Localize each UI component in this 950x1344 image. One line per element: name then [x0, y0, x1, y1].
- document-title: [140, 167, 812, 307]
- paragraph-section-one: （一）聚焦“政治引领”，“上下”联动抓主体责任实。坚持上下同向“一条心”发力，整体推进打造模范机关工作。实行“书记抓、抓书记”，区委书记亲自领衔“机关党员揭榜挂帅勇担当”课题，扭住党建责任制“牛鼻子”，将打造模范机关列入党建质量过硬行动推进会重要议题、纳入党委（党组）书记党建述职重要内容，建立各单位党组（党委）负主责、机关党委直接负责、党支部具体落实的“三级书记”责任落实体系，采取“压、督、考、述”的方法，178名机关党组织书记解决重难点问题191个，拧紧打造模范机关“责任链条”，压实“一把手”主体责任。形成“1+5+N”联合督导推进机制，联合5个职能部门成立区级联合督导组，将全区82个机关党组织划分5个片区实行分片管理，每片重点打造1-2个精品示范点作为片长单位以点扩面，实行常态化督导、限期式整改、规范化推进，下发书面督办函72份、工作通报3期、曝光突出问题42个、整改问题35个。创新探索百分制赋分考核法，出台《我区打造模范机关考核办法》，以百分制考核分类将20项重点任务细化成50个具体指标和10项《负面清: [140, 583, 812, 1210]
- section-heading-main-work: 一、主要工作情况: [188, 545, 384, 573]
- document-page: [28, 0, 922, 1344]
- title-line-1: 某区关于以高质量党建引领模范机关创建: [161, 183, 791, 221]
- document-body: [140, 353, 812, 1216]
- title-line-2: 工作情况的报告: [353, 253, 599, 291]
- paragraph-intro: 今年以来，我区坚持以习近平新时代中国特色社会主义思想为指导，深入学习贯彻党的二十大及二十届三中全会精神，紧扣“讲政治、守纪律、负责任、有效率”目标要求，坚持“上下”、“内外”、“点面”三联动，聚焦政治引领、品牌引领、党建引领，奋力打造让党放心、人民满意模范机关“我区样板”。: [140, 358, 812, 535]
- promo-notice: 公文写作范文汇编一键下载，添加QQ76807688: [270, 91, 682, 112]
________________________
REQUIRED TASK> Reproduce the records line for line, with no changes.

ANSWER TO THIS TASK>
Localize each UI component in this 950x1344 image. One line per element: name then [x0, y0, x1, y1].
- document-title: [140, 167, 812, 307]
- paragraph-section-one: （一）聚焦“政治引领”，“上下”联动抓主体责任实。坚持上下同向“一条心”发力，整体推进打造模范机关工作。实行“书记抓、抓书记”，区委书记亲自领衔“机关党员揭榜挂帅勇担当”课题，扭住党建责任制“牛鼻子”，将打造模范机关列入党建质量过硬行动推进会重要议题、纳入党委（党组）书记党建述职重要内容，建立各单位党组（党委）负主责、机关党委直接负责、党支部具体落实的“三级书记”责任落实体系，采取“压、督、考、述”的方法，178名机关党组织书记解决重难点问题191个，拧紧打造模范机关“责任链条”，压实“一把手”主体责任。形成“1+5+N”联合督导推进机制，联合5个职能部门成立区级联合督导组，将全区82个机关党组织划分5个片区实行分片管理，每片重点打造1-2个精品示范点作为片长单位以点扩面，实行常态化督导、限期式整改、规范化推进，下发书面督办函72份、工作通报3期、曝光突出问题42个、整改问题35个。创新探索百分制赋分考核法，出台《我区打造模范机关考核办法》，以百分制考核分类将20项重点任务细化成50个具体指标和10项《负面清: [140, 583, 812, 1210]
- section-heading-main-work: 一、主要工作情况: [188, 545, 384, 573]
- document-page: [28, 0, 922, 1344]
- title-line-1: 某区关于以高质量党建引领模范机关创建: [161, 183, 791, 221]
- document-body: [140, 353, 812, 1216]
- title-line-2: 工作情况的报告: [353, 253, 599, 291]
- paragraph-intro: 今年以来，我区坚持以习近平新时代中国特色社会主义思想为指导，深入学习贯彻党的二十大及二十届三中全会精神，紧扣“讲政治、守纪律、负责任、有效率”目标要求，坚持“上下”、“内外”、“点面”三联动，聚焦政治引领、品牌引领、党建引领，奋力打造让党放心、人民满意模范机关“我区样板”。: [140, 358, 812, 535]
- promo-notice: 公文写作范文汇编一键下载，添加QQ76807688: [270, 91, 682, 112]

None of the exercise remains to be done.